> Exercise directions: Locate the lines where "столбик" occurs and copy them as they stand.

Data entries:
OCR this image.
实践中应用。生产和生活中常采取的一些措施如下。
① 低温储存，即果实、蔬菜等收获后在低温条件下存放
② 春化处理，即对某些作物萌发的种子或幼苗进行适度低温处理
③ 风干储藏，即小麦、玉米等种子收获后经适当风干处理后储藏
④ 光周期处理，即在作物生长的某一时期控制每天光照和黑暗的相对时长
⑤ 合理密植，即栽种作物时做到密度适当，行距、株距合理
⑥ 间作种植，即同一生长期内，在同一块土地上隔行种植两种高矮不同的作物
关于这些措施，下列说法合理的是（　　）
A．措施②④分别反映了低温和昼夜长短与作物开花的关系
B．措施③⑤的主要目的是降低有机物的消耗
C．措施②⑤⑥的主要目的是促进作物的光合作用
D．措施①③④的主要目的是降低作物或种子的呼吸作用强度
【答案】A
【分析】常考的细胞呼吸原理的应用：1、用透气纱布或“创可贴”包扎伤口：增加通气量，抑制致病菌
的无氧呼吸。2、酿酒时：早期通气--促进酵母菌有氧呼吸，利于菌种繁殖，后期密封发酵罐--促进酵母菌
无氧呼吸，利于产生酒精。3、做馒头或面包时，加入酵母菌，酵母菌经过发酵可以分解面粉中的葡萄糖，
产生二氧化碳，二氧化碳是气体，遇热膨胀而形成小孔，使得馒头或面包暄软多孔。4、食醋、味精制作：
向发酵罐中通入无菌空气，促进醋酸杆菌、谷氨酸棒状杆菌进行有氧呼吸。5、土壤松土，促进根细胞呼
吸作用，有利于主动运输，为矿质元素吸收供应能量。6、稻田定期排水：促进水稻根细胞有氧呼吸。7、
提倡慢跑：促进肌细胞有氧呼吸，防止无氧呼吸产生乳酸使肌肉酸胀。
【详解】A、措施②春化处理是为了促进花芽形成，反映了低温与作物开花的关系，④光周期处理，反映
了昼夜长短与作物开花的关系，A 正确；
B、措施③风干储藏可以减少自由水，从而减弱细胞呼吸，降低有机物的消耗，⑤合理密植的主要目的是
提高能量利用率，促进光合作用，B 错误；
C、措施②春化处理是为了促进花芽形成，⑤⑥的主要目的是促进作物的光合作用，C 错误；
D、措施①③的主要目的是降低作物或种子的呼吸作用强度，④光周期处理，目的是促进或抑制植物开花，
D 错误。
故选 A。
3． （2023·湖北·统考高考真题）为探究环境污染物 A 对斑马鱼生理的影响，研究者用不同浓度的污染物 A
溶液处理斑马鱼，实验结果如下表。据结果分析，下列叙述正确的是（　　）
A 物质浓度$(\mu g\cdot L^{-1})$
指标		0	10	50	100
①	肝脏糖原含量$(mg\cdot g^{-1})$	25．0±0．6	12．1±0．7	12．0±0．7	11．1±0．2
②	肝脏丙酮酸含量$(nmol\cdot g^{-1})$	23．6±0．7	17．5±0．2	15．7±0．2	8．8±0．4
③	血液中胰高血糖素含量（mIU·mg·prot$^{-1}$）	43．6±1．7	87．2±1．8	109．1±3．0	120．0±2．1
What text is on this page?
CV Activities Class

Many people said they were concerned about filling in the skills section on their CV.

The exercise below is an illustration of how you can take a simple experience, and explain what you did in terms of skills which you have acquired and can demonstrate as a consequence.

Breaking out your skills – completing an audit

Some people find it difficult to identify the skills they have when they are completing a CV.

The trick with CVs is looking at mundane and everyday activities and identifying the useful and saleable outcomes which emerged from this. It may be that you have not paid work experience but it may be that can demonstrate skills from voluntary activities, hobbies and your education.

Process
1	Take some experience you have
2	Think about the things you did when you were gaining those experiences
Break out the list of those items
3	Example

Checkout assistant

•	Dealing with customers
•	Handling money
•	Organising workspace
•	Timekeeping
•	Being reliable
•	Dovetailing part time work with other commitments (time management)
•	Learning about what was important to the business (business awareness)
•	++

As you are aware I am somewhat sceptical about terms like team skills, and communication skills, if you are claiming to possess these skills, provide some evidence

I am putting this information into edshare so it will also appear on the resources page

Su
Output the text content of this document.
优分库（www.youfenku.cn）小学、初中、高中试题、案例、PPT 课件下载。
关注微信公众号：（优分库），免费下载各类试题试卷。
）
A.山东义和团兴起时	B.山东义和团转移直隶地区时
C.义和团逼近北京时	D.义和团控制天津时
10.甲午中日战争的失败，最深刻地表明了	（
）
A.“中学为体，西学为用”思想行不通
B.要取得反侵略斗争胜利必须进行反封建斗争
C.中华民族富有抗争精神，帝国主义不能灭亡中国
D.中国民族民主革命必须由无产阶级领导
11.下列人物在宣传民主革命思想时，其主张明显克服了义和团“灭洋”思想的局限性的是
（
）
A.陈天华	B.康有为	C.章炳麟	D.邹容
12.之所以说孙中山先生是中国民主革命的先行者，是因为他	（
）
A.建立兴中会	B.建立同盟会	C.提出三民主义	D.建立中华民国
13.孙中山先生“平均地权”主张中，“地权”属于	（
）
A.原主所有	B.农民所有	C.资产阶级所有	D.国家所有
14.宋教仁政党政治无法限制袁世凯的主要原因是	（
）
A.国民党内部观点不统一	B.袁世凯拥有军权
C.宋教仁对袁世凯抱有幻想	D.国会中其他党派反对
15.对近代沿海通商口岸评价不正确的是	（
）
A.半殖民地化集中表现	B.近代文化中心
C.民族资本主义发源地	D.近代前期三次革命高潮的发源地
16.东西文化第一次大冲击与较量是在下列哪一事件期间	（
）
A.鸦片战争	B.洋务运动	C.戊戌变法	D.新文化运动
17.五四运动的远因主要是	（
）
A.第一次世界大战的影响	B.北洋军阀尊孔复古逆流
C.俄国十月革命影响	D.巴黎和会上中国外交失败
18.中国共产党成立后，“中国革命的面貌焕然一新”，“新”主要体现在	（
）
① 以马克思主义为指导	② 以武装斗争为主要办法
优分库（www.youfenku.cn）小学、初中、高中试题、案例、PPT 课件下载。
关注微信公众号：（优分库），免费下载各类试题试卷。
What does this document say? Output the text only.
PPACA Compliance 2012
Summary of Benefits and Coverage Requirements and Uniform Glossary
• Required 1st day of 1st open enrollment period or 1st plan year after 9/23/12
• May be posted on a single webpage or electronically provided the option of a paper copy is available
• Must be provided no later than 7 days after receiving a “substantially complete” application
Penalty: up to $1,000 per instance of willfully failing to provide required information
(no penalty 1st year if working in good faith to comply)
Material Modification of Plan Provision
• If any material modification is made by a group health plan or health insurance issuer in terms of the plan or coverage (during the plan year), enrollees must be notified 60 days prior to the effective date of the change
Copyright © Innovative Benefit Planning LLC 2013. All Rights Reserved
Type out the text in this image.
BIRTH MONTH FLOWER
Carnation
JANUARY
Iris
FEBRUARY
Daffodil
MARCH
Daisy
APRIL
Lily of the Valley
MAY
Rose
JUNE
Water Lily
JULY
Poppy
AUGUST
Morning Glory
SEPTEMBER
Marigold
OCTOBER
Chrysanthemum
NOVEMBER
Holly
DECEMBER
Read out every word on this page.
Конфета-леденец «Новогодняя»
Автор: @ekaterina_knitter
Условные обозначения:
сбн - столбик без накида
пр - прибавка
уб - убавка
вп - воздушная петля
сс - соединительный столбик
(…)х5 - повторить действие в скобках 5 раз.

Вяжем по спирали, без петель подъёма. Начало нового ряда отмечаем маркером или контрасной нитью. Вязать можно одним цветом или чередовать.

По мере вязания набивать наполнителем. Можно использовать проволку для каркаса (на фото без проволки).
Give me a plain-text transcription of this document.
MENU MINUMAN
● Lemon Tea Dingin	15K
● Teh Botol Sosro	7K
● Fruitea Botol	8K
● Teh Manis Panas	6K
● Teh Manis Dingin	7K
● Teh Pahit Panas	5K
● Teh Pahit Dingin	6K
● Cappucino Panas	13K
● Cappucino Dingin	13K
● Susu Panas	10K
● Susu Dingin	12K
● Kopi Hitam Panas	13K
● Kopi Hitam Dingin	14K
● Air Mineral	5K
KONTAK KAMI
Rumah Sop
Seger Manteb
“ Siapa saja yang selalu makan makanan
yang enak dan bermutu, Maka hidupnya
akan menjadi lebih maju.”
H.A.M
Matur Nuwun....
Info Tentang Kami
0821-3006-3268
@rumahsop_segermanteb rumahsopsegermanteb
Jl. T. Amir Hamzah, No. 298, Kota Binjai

> Solution for this exercise:
сбн - столбик без накида
сс - соединительный столбик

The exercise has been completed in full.